--- Available data ---

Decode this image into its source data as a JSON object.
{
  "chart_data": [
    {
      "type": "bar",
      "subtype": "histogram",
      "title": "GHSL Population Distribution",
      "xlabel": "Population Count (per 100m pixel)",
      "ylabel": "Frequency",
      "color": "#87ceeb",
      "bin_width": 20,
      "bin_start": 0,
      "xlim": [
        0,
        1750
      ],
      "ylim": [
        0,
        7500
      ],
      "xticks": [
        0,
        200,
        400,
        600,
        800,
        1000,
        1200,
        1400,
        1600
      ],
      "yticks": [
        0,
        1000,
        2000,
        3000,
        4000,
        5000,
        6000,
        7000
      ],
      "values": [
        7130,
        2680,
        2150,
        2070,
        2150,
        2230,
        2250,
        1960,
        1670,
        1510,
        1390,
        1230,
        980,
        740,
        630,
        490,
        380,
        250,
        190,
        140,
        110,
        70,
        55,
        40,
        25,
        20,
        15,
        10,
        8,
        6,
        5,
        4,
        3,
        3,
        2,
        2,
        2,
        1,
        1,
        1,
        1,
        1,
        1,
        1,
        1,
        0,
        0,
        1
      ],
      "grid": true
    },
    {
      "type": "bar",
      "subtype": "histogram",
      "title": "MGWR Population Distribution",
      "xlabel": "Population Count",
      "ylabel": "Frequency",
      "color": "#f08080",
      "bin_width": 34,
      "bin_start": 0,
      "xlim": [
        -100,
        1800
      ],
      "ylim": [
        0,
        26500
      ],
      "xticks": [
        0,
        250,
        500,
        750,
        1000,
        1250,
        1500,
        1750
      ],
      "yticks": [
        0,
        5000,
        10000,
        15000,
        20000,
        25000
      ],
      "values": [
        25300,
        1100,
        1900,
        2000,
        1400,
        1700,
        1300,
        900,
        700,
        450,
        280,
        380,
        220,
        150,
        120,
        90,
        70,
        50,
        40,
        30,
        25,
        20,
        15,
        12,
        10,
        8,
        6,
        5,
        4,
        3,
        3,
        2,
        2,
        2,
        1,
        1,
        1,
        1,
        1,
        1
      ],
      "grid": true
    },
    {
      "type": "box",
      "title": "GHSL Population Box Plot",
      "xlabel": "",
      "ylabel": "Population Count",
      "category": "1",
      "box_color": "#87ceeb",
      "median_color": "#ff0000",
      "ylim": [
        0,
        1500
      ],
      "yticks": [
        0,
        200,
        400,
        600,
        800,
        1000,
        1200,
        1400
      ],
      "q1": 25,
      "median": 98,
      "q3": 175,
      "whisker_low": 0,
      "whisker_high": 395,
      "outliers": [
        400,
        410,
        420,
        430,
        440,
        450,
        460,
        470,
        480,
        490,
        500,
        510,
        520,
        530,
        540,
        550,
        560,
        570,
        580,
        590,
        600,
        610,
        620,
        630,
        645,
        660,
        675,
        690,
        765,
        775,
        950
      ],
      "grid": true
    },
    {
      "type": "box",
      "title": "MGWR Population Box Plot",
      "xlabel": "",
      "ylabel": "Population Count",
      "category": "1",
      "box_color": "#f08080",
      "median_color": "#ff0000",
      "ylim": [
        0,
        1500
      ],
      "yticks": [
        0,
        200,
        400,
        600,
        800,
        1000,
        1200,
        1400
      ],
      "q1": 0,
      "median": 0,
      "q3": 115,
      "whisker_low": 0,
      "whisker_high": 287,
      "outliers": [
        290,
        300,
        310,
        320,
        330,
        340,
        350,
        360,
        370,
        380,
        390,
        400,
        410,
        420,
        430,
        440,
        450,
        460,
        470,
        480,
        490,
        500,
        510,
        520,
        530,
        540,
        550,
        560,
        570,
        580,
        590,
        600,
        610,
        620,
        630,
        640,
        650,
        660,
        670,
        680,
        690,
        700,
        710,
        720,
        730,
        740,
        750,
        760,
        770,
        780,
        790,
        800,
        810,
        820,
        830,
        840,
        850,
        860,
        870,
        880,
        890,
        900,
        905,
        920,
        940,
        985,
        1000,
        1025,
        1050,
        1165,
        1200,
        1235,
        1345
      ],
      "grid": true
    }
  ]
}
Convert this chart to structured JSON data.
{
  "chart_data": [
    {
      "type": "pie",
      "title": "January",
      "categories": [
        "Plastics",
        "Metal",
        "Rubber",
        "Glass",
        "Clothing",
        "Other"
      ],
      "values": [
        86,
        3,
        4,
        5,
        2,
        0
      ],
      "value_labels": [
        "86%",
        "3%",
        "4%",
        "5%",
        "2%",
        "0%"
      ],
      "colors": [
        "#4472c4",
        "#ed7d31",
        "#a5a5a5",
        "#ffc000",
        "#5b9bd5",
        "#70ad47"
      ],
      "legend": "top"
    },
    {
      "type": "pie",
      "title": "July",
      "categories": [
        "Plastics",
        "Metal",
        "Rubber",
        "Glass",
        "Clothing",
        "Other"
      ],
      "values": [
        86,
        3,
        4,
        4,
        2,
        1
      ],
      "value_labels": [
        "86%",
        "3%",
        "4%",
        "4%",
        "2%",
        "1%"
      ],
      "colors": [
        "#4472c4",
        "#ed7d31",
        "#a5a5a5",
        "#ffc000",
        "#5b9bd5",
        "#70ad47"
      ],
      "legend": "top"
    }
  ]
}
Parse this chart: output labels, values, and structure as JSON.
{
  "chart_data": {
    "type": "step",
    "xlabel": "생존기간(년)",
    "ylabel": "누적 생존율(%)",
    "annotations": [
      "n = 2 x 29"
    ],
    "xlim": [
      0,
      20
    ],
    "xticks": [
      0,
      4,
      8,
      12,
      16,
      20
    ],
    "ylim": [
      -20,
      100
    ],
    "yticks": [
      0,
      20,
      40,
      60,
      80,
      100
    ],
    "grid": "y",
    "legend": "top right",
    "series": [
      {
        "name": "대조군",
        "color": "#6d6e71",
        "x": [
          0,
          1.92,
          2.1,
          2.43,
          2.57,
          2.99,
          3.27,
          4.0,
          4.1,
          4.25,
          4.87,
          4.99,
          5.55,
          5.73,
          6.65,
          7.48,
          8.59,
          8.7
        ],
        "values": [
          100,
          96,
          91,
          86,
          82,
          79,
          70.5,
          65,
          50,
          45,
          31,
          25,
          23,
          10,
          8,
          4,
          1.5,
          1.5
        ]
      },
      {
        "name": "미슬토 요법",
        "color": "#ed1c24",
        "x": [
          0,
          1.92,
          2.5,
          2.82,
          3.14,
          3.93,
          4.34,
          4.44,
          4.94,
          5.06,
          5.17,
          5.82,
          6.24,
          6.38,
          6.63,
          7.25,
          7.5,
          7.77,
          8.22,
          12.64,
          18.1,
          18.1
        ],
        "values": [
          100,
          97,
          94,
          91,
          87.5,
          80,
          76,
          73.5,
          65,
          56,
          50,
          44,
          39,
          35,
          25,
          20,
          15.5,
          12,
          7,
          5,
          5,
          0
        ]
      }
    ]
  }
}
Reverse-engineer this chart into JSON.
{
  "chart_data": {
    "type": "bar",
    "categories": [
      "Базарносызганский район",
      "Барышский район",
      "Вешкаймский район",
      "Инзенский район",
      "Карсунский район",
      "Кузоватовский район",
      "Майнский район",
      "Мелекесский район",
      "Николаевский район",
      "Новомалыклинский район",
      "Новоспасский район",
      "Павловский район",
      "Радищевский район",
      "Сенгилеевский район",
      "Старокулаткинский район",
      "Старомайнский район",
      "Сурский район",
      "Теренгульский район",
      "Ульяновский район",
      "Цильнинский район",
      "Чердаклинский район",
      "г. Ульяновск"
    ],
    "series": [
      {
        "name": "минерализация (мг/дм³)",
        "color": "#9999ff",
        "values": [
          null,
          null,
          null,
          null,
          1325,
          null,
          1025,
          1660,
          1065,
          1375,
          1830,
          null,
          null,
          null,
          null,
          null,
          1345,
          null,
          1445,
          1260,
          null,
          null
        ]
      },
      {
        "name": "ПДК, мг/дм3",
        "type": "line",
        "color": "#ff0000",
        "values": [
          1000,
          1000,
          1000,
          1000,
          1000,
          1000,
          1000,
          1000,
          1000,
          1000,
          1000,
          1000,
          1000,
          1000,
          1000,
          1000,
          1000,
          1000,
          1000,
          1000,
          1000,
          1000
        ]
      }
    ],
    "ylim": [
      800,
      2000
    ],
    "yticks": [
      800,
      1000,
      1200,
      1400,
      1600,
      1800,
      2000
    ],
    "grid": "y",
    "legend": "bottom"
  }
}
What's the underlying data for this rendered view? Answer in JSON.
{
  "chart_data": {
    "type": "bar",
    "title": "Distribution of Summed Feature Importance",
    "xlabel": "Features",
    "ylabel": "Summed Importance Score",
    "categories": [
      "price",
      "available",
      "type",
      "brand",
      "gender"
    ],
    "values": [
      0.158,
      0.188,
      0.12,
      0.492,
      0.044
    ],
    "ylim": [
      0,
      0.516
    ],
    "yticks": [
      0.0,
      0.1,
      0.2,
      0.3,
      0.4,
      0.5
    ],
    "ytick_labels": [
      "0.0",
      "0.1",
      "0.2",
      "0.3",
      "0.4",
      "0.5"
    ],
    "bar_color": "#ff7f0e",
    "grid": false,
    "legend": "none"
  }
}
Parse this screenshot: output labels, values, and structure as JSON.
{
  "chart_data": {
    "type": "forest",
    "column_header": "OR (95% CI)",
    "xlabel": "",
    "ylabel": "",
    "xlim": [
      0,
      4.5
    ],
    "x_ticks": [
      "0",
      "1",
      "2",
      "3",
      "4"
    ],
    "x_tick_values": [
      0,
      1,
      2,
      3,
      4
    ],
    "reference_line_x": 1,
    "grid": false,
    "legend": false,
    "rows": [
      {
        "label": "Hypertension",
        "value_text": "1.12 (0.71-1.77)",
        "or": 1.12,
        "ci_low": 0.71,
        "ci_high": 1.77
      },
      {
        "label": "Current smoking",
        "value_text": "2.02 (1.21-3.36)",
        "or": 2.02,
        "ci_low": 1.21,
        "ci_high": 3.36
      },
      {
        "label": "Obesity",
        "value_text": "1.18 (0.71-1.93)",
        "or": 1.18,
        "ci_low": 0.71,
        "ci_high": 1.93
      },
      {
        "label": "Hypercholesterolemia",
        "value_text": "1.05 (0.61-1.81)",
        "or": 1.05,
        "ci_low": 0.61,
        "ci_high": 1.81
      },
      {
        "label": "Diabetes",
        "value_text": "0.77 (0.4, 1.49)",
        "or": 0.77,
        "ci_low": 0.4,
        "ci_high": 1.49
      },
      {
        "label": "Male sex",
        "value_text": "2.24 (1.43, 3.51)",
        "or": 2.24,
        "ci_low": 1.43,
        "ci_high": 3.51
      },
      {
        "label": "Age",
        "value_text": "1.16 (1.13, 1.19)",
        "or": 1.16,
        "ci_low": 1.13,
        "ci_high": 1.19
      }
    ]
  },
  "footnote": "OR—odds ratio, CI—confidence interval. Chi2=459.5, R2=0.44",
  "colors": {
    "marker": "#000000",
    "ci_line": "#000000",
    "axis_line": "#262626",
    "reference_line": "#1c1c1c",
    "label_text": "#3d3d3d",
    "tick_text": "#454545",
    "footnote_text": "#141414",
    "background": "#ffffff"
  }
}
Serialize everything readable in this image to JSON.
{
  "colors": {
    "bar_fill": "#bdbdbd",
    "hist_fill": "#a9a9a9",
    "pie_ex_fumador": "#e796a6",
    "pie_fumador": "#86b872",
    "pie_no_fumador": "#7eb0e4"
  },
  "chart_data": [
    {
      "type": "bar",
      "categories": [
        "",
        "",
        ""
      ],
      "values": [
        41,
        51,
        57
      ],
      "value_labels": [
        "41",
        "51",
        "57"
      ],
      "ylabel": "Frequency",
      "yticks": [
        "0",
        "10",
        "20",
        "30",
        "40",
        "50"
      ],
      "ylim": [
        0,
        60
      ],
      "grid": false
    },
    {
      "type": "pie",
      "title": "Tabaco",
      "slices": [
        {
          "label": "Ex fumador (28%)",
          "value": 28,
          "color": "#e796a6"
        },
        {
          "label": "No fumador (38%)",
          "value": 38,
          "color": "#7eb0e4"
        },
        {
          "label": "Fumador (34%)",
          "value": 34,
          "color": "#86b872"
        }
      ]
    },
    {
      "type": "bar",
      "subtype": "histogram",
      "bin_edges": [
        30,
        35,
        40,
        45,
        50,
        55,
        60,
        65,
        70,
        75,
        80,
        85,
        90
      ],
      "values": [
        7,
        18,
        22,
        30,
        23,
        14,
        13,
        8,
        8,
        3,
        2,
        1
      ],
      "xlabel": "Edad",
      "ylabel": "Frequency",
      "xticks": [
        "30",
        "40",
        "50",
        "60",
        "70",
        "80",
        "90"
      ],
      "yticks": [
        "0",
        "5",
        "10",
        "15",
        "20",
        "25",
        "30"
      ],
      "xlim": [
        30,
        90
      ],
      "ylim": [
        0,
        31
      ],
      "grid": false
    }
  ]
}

---

• **Written task**: Identify each line holding the string "Count", and copy it out.

• **Written solution**:
      "xlabel": "Population Count (per 100m pixel)",
      "xlabel": "Population Count",
      "ylabel": "Population Count",
      "ylabel": "Population Count",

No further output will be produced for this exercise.